* **TASK OBJECTIVE**: Reproduce verbatim the lines of the records running from the one that contains "square-c4[interactable] xyxy=(273,820,367,915)" through the one that contains "black-pawn[interactable]: ♟ xyxy=(179,820,273,915)", both included.
--- start of PROVIDED DATA ---
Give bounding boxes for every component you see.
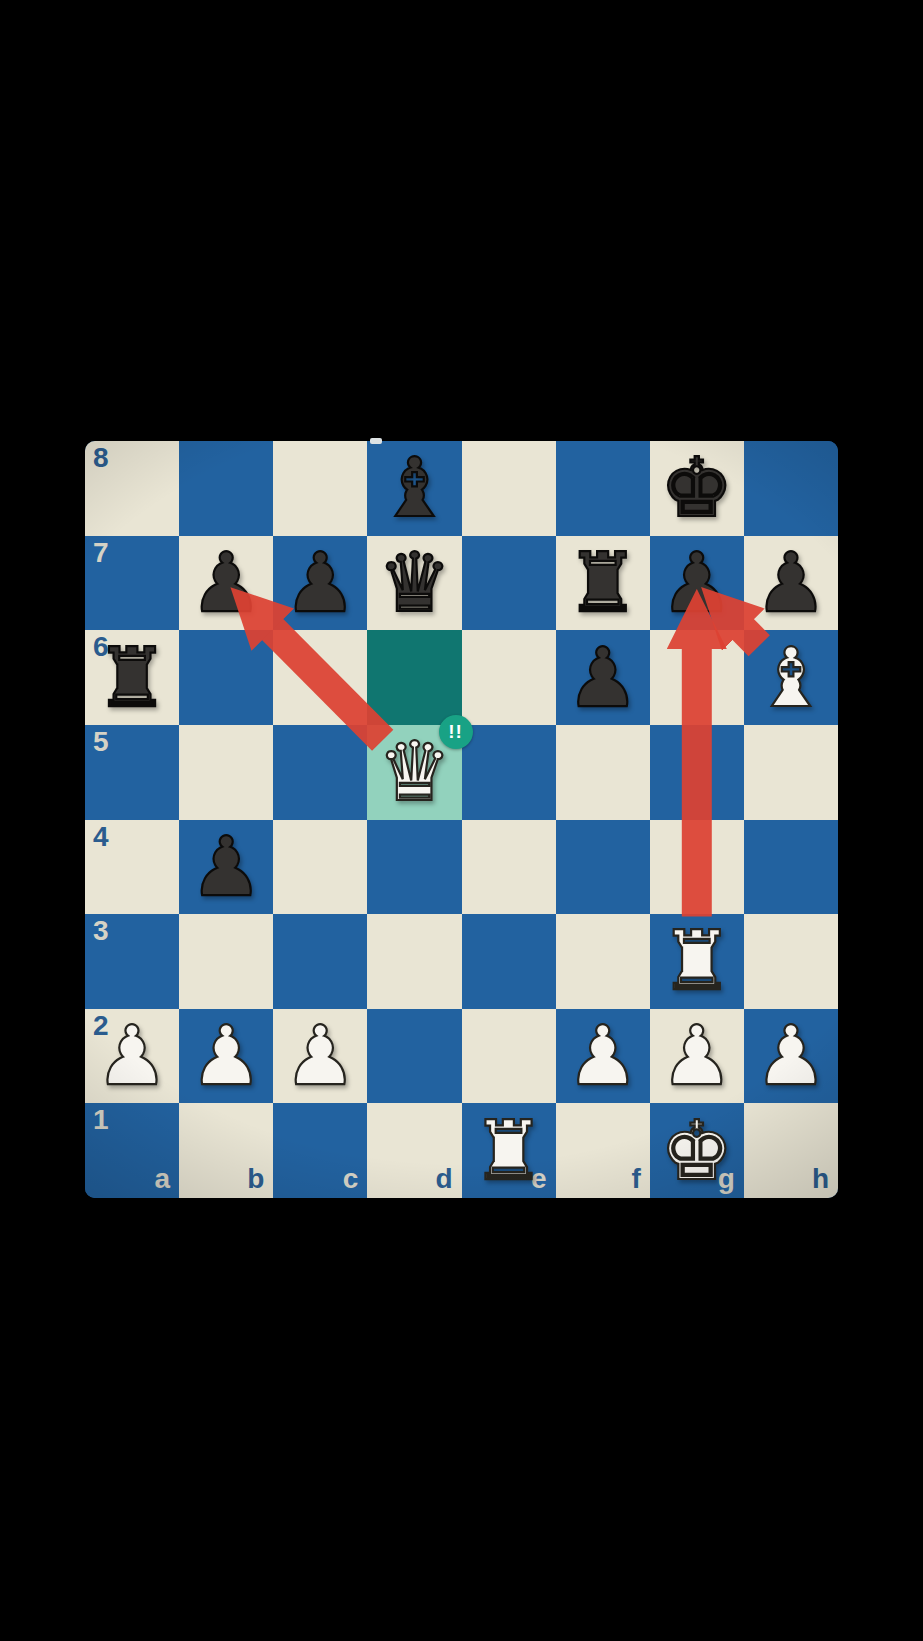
square-c4[interactable] xyxy=(273,820,367,915)
square-h5[interactable] xyxy=(744,725,838,820)
square-g6[interactable] xyxy=(650,630,744,725)
white-rook[interactable]: ♜ xyxy=(650,914,744,1009)
white-pawn[interactable]: ♟ xyxy=(273,1009,367,1104)
board-grid: 8♝♚7♟♟♛♜♟♟6♜♟♝5♛4♟3♜2♟♟♟♟♟♟1abcde♜fg♚h xyxy=(85,441,838,1198)
square-e1[interactable]: e♜ xyxy=(462,1103,556,1198)
app-background: 8♝♚7♟♟♛♜♟♟6♜♟♝5♛4♟3♜2♟♟♟♟♟♟1abcde♜fg♚h !… xyxy=(0,0,923,1641)
black-pawn[interactable]: ♟ xyxy=(179,820,273,915)
square-c1[interactable]: c xyxy=(273,1103,367,1198)
white-pawn[interactable]: ♟ xyxy=(650,1009,744,1104)
square-a1[interactable]: 1a xyxy=(85,1103,179,1198)
cropped-ui-fragment xyxy=(370,438,382,444)
square-b6[interactable] xyxy=(179,630,273,725)
file-label-h: h xyxy=(812,1165,829,1193)
square-b5[interactable] xyxy=(179,725,273,820)
square-h2[interactable]: ♟ xyxy=(744,1009,838,1104)
white-king[interactable]: ♚ xyxy=(650,1103,744,1198)
square-g8[interactable]: ♚ xyxy=(650,441,744,536)
white-rook[interactable]: ♜ xyxy=(462,1103,556,1198)
white-bishop[interactable]: ♝ xyxy=(744,630,838,725)
square-c7[interactable]: ♟ xyxy=(273,536,367,631)
square-f2[interactable]: ♟ xyxy=(556,1009,650,1104)
black-king[interactable]: ♚ xyxy=(650,441,744,536)
square-b8[interactable] xyxy=(179,441,273,536)
square-h3[interactable] xyxy=(744,914,838,1009)
square-b4[interactable]: ♟ xyxy=(179,820,273,915)
square-a2[interactable]: 2♟ xyxy=(85,1009,179,1104)
square-d2[interactable] xyxy=(367,1009,461,1104)
square-f3[interactable] xyxy=(556,914,650,1009)
chess-board[interactable]: 8♝♚7♟♟♛♜♟♟6♜♟♝5♛4♟3♜2♟♟♟♟♟♟1abcde♜fg♚h !… xyxy=(85,441,838,1198)
square-f6[interactable]: ♟ xyxy=(556,630,650,725)
square-e6[interactable] xyxy=(462,630,556,725)
square-c5[interactable] xyxy=(273,725,367,820)
square-d7[interactable]: ♛ xyxy=(367,536,461,631)
square-e4[interactable] xyxy=(462,820,556,915)
file-label-b: b xyxy=(247,1165,264,1193)
square-h8[interactable] xyxy=(744,441,838,536)
square-b7[interactable]: ♟ xyxy=(179,536,273,631)
file-label-c: c xyxy=(343,1165,359,1193)
square-f5[interactable] xyxy=(556,725,650,820)
black-pawn[interactable]: ♟ xyxy=(273,536,367,631)
black-queen[interactable]: ♛ xyxy=(367,536,461,631)
square-f1[interactable]: f xyxy=(556,1103,650,1198)
square-d6[interactable] xyxy=(367,630,461,725)
square-e8[interactable] xyxy=(462,441,556,536)
square-a6[interactable]: 6♜ xyxy=(85,630,179,725)
square-g4[interactable] xyxy=(650,820,744,915)
rank-label-1: 1 xyxy=(93,1106,109,1134)
square-g3[interactable]: ♜ xyxy=(650,914,744,1009)
rank-label-8: 8 xyxy=(93,444,109,472)
square-h6[interactable]: ♝ xyxy=(744,630,838,725)
square-h4[interactable] xyxy=(744,820,838,915)
file-label-d: d xyxy=(435,1165,452,1193)
brilliant-move-badge: !! xyxy=(439,715,473,749)
square-a4[interactable]: 4 xyxy=(85,820,179,915)
square-e5[interactable] xyxy=(462,725,556,820)
square-c2[interactable]: ♟ xyxy=(273,1009,367,1104)
square-d4[interactable] xyxy=(367,820,461,915)
square-a5[interactable]: 5 xyxy=(85,725,179,820)
square-c3[interactable] xyxy=(273,914,367,1009)
white-pawn[interactable]: ♟ xyxy=(85,1009,179,1104)
black-pawn[interactable]: ♟ xyxy=(744,536,838,631)
badge-text: !! xyxy=(448,722,463,741)
black-bishop[interactable]: ♝ xyxy=(367,441,461,536)
white-pawn[interactable]: ♟ xyxy=(744,1009,838,1104)
square-c8[interactable] xyxy=(273,441,367,536)
file-label-f: f xyxy=(631,1165,640,1193)
rank-label-4: 4 xyxy=(93,823,109,851)
black-pawn[interactable]: ♟ xyxy=(179,536,273,631)
rank-label-7: 7 xyxy=(93,539,109,567)
square-g5[interactable] xyxy=(650,725,744,820)
rank-label-3: 3 xyxy=(93,917,109,945)
square-f8[interactable] xyxy=(556,441,650,536)
square-g1[interactable]: g♚ xyxy=(650,1103,744,1198)
square-e7[interactable] xyxy=(462,536,556,631)
square-a7[interactable]: 7 xyxy=(85,536,179,631)
black-pawn[interactable]: ♟ xyxy=(650,536,744,631)
square-b1[interactable]: b xyxy=(179,1103,273,1198)
square-f7[interactable]: ♜ xyxy=(556,536,650,631)
square-g2[interactable]: ♟ xyxy=(650,1009,744,1104)
square-b2[interactable]: ♟ xyxy=(179,1009,273,1104)
square-a8[interactable]: 8 xyxy=(85,441,179,536)
square-b3[interactable] xyxy=(179,914,273,1009)
square-e3[interactable] xyxy=(462,914,556,1009)
black-rook[interactable]: ♜ xyxy=(85,630,179,725)
square-d8[interactable]: ♝ xyxy=(367,441,461,536)
square-c6[interactable] xyxy=(273,630,367,725)
square-a3[interactable]: 3 xyxy=(85,914,179,1009)
square-d1[interactable]: d xyxy=(367,1103,461,1198)
white-pawn[interactable]: ♟ xyxy=(179,1009,273,1104)
square-d3[interactable] xyxy=(367,914,461,1009)
square-g7[interactable]: ♟ xyxy=(650,536,744,631)
square-f4[interactable] xyxy=(556,820,650,915)
white-pawn[interactable]: ♟ xyxy=(556,1009,650,1104)
square-h7[interactable]: ♟ xyxy=(744,536,838,631)
black-pawn[interactable]: ♟ xyxy=(556,630,650,725)
rank-label-5: 5 xyxy=(93,728,109,756)
black-rook[interactable]: ♜ xyxy=(556,536,650,631)
square-e2[interactable] xyxy=(462,1009,556,1104)
file-label-a: a xyxy=(155,1165,171,1193)
square-h1[interactable]: h xyxy=(744,1103,838,1198)
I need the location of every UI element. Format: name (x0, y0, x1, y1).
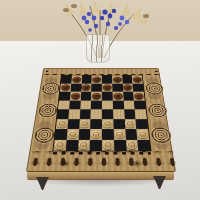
--- end of PROVIDED DATA ---
* **SOLVED EXERCISE**:
square-c4[interactable] xyxy=(273,820,367,915)
square-h5[interactable] xyxy=(744,725,838,820)
square-g6[interactable] xyxy=(650,630,744,725)
white-rook[interactable]: ♜ xyxy=(650,914,744,1009)
white-pawn[interactable]: ♟ xyxy=(273,1009,367,1104)
board-grid: 8♝♚7♟♟♛♜♟♟6♜♟♝5♛4♟3♜2♟♟♟♟♟♟1abcde♜fg♚h xyxy=(85,441,838,1198)
square-e1[interactable]: e♜ xyxy=(462,1103,556,1198)
app-background: 8♝♚7♟♟♛♜♟♟6♜♟♝5♛4♟3♜2♟♟♟♟♟♟1abcde♜fg♚h !… xyxy=(0,0,923,1641)
black-pawn[interactable]: ♟ xyxy=(179,820,273,915)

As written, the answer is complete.